任务说明:
请重写从记录开头到含有“panel-hi-y-label: Counts/sec —”的那一行（首尾两行均包括），把其中的“Counts/sec”换成“Counts per second”，其余内容一律不变。

边界框条目
════

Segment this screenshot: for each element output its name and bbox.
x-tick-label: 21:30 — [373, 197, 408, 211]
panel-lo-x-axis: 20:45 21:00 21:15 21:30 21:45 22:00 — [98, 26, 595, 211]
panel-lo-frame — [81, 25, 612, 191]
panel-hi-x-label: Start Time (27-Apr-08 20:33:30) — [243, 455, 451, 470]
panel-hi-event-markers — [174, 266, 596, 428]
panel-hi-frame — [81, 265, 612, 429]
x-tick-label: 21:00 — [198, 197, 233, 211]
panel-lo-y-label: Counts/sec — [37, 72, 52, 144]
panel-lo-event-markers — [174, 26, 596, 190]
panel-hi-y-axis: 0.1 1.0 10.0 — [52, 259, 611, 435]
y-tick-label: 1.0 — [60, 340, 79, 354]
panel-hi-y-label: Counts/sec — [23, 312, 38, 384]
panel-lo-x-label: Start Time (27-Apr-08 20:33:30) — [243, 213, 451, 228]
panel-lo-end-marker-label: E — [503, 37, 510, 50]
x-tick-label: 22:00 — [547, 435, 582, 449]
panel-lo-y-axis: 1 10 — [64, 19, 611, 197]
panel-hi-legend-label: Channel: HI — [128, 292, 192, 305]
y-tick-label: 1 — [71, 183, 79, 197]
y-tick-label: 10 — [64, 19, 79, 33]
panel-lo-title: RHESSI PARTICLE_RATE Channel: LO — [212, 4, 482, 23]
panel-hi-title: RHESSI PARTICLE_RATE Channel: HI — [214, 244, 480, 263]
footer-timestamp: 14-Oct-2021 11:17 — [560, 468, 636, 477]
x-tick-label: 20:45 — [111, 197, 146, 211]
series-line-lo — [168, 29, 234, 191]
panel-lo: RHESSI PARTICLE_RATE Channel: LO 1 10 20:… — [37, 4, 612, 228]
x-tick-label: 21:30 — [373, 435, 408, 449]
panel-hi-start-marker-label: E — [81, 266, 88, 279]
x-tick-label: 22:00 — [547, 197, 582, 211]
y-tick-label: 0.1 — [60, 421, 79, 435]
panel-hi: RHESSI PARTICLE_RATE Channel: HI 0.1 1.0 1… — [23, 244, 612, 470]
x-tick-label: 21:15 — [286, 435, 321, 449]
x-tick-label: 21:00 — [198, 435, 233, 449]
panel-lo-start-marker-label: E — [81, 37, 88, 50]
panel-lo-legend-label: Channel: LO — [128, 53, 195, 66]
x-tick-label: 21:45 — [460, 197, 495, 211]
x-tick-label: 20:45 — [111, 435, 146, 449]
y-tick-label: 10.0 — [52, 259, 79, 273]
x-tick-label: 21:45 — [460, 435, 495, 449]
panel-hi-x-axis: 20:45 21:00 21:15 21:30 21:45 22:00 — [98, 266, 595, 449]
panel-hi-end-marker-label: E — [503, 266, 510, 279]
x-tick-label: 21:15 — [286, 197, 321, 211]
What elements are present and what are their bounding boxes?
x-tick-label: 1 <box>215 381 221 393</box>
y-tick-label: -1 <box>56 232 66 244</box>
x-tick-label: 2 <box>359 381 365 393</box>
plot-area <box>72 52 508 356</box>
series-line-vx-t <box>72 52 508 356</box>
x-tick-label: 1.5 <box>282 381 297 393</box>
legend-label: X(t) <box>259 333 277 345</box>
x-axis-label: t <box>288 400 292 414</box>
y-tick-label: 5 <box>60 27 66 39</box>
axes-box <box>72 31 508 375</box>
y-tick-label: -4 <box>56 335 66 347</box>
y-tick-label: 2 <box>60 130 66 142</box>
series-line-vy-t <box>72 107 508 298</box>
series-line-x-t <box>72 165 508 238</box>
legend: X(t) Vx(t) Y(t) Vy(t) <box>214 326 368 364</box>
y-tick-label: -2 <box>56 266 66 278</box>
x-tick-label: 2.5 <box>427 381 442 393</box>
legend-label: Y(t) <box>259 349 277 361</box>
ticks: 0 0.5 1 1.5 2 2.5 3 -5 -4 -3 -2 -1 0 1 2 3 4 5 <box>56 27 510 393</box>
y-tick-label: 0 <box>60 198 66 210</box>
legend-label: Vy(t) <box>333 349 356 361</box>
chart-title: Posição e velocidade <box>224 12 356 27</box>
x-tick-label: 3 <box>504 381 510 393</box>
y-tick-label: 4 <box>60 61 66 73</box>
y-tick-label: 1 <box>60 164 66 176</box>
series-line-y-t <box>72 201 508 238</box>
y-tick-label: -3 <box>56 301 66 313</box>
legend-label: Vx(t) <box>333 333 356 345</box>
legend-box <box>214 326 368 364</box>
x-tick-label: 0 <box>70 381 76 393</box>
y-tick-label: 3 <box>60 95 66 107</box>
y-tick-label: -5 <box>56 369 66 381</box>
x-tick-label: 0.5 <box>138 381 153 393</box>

════

完整答案:
Segment this screenshot: for each element output its name and bbox.
x-tick-label: 21:30 — [373, 197, 408, 211]
panel-lo-x-axis: 20:45 21:00 21:15 21:30 21:45 22:00 — [98, 26, 595, 211]
panel-lo-frame — [81, 25, 612, 191]
panel-hi-x-label: Start Time (27-Apr-08 20:33:30) — [243, 455, 451, 470]
panel-hi-event-markers — [174, 266, 596, 428]
panel-hi-frame — [81, 265, 612, 429]
x-tick-label: 21:00 — [198, 197, 233, 211]
panel-lo-y-label: Counts per second — [37, 72, 52, 144]
panel-lo-event-markers — [174, 26, 596, 190]
panel-hi-y-axis: 0.1 1.0 10.0 — [52, 259, 611, 435]
y-tick-label: 1.0 — [60, 340, 79, 354]
panel-hi-y-label: Counts per second — [23, 312, 38, 384]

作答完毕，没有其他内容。